▸ Records to use:
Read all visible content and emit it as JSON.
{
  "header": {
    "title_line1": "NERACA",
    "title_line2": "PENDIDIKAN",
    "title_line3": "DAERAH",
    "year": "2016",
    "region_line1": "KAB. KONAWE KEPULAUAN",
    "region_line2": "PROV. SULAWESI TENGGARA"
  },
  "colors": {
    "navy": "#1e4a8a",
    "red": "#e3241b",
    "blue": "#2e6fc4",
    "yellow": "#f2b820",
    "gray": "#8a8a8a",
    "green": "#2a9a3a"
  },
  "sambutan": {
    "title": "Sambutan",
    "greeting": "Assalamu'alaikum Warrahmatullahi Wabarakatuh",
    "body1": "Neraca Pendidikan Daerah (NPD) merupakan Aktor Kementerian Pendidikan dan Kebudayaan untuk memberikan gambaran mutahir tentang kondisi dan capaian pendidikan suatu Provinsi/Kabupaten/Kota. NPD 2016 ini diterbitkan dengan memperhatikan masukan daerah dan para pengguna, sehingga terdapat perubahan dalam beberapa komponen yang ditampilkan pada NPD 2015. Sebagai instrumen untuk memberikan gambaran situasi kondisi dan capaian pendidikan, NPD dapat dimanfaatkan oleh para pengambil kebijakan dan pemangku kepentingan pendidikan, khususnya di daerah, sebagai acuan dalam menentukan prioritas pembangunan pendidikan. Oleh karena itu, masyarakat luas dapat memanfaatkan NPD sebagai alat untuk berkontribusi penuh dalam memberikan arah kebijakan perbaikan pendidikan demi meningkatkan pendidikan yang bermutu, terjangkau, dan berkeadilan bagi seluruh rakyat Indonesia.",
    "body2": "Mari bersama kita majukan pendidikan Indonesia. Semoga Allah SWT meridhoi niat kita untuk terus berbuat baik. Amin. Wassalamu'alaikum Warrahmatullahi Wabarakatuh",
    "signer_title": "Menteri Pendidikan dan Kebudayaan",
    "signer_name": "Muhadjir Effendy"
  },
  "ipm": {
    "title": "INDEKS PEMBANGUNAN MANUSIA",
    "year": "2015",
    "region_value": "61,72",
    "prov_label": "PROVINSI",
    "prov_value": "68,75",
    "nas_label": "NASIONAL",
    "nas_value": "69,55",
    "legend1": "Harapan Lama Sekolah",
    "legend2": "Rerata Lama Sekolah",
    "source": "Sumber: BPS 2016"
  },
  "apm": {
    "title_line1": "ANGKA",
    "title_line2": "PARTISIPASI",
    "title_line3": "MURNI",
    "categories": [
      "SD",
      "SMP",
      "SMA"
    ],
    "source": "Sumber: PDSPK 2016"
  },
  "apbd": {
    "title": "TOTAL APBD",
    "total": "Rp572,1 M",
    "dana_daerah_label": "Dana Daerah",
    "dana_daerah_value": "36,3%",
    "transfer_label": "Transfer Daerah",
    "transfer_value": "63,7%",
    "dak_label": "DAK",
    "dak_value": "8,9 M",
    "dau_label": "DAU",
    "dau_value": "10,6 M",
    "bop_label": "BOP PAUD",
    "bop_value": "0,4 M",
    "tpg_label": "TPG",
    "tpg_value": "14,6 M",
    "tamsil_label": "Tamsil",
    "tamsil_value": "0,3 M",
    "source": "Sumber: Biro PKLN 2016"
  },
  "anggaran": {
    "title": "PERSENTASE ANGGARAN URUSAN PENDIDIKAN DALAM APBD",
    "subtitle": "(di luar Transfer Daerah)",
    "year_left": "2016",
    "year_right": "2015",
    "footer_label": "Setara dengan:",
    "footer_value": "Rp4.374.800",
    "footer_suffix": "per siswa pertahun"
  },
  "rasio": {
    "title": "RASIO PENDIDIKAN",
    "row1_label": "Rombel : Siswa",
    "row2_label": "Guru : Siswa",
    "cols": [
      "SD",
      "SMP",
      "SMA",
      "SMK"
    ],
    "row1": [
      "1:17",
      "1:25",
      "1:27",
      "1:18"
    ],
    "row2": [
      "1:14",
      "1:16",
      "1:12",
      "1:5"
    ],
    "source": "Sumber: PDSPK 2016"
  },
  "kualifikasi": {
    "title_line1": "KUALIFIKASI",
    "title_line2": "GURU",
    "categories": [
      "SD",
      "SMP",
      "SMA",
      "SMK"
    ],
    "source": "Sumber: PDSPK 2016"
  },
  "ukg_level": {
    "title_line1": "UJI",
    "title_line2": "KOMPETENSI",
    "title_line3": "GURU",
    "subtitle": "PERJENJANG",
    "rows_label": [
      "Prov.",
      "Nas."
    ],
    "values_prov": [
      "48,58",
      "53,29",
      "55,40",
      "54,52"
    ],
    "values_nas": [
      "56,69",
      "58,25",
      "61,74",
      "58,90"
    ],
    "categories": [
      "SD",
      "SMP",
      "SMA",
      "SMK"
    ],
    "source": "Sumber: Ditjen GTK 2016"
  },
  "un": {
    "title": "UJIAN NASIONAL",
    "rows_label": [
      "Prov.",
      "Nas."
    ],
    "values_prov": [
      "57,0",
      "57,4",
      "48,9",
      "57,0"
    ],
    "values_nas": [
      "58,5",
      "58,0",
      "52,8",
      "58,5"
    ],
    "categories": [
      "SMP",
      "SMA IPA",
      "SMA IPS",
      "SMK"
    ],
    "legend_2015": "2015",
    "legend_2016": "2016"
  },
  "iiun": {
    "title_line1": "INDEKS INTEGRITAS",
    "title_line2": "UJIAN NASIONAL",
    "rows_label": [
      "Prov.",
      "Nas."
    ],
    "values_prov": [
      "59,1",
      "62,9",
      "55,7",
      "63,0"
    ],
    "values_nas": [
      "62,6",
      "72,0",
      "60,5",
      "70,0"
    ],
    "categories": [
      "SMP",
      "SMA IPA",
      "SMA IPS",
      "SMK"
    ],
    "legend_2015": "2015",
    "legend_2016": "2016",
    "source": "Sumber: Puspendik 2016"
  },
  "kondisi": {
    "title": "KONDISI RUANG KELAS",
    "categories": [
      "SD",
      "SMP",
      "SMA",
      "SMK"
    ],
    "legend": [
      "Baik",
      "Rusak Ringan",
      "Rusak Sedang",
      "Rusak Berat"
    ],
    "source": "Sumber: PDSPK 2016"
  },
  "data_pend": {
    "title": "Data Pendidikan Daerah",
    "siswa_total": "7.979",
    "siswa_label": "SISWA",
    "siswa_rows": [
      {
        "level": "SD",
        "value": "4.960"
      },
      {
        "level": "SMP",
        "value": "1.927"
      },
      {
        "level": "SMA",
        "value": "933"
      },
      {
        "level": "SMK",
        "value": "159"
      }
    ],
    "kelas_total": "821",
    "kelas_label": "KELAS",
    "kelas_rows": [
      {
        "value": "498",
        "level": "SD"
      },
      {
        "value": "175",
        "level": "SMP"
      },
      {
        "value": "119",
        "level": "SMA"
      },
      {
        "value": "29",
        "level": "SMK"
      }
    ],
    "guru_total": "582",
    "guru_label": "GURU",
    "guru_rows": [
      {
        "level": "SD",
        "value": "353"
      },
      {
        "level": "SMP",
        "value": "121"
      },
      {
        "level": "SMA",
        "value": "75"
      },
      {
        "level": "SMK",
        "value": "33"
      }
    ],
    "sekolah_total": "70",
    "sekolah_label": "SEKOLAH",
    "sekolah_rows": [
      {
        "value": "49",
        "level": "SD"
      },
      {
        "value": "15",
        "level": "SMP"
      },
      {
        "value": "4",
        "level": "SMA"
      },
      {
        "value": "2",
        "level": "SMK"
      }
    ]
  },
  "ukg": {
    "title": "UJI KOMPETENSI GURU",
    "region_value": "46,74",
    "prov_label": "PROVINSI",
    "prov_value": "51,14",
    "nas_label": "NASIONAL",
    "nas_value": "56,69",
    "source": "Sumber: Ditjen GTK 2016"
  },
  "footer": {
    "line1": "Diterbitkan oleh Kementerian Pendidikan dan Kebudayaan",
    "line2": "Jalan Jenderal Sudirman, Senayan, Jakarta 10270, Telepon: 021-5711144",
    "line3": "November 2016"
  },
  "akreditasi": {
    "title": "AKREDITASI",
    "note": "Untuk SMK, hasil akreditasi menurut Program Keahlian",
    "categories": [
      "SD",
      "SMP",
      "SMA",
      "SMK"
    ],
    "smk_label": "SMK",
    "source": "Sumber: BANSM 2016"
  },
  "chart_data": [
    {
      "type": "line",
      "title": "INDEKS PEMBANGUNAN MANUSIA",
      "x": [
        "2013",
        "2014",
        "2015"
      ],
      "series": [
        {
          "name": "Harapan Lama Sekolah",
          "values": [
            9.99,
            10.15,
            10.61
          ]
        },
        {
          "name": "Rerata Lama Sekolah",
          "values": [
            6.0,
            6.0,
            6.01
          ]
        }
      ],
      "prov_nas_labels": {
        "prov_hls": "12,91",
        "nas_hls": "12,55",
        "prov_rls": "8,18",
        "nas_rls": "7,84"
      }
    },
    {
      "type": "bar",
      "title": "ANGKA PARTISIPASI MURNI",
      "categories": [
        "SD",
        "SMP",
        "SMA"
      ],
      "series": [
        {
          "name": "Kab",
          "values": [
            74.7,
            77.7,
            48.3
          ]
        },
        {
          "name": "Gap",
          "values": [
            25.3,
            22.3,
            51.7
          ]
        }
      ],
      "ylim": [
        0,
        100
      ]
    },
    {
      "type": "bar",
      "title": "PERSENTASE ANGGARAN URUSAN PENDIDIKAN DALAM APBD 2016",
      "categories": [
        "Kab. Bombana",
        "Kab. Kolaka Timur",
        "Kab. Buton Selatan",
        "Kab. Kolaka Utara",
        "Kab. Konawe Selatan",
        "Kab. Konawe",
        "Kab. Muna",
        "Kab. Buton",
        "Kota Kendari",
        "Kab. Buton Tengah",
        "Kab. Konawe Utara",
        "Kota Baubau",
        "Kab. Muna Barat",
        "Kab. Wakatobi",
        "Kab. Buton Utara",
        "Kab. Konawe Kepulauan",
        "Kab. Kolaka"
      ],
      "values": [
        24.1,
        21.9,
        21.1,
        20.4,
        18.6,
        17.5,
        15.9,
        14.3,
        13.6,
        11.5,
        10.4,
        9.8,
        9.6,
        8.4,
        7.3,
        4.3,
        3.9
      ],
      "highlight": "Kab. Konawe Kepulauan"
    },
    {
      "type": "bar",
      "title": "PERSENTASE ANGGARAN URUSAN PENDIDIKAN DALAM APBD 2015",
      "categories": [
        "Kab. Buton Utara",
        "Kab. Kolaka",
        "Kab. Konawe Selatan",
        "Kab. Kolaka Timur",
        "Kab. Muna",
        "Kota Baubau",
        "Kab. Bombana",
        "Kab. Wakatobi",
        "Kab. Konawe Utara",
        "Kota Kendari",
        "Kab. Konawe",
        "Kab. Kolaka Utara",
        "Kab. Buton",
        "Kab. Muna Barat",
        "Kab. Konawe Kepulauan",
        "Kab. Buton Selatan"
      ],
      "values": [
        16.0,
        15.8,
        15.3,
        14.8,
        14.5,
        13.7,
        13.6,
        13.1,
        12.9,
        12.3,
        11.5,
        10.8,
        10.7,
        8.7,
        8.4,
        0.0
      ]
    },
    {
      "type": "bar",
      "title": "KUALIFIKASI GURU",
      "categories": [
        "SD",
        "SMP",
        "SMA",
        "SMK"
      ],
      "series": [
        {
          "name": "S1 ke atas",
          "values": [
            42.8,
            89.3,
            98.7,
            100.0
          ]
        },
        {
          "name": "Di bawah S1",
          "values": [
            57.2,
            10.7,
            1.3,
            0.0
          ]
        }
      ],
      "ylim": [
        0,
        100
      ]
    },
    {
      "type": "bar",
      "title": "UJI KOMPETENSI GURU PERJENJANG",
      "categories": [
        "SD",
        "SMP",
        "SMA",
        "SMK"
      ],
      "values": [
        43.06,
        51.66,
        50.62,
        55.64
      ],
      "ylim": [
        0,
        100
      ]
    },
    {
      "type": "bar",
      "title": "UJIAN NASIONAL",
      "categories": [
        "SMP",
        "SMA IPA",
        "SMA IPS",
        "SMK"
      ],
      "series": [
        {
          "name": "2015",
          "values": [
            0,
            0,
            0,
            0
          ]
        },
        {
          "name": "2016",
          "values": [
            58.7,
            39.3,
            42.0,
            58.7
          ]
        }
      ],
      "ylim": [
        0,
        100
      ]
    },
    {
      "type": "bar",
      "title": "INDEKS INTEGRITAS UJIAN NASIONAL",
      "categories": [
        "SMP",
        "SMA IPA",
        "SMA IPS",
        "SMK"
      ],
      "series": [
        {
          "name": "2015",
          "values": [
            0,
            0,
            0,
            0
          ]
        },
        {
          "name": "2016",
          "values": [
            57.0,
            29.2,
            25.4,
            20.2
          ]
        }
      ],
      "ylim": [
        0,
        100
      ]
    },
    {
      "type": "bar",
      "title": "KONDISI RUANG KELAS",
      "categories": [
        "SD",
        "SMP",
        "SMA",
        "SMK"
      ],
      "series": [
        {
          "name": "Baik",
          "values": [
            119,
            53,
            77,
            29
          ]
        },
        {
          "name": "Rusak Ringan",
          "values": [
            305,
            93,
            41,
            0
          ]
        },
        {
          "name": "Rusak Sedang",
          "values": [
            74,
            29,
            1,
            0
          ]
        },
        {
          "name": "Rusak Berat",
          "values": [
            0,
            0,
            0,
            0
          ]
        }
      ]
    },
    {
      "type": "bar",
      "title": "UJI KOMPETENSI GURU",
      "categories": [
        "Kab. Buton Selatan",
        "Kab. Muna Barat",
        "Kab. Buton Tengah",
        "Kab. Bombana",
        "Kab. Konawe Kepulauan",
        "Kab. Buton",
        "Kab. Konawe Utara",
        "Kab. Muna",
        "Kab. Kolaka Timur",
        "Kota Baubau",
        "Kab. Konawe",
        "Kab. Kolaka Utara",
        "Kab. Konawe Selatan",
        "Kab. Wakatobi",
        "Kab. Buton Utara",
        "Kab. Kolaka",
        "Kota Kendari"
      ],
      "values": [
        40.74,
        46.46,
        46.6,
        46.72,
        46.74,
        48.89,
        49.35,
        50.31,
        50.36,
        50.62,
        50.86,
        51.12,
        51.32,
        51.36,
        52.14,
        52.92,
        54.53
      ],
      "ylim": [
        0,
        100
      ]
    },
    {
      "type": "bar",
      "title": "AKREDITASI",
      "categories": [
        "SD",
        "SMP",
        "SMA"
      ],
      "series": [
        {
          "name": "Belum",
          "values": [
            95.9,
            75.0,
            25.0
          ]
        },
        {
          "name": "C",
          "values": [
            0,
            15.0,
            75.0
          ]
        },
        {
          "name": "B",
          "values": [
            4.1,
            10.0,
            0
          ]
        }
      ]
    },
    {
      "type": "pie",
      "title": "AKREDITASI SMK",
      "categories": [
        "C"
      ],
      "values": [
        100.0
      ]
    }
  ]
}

▸ Task to complete:
Above are the records. Identify each line that contains the word "KOMPETENSI".

▸ Final answer:
    "title_line2": "KOMPETENSI",
    "title": "UJI KOMPETENSI GURU",
      "title": "UJI KOMPETENSI GURU PERJENJANG",
      "title": "UJI KOMPETENSI GURU",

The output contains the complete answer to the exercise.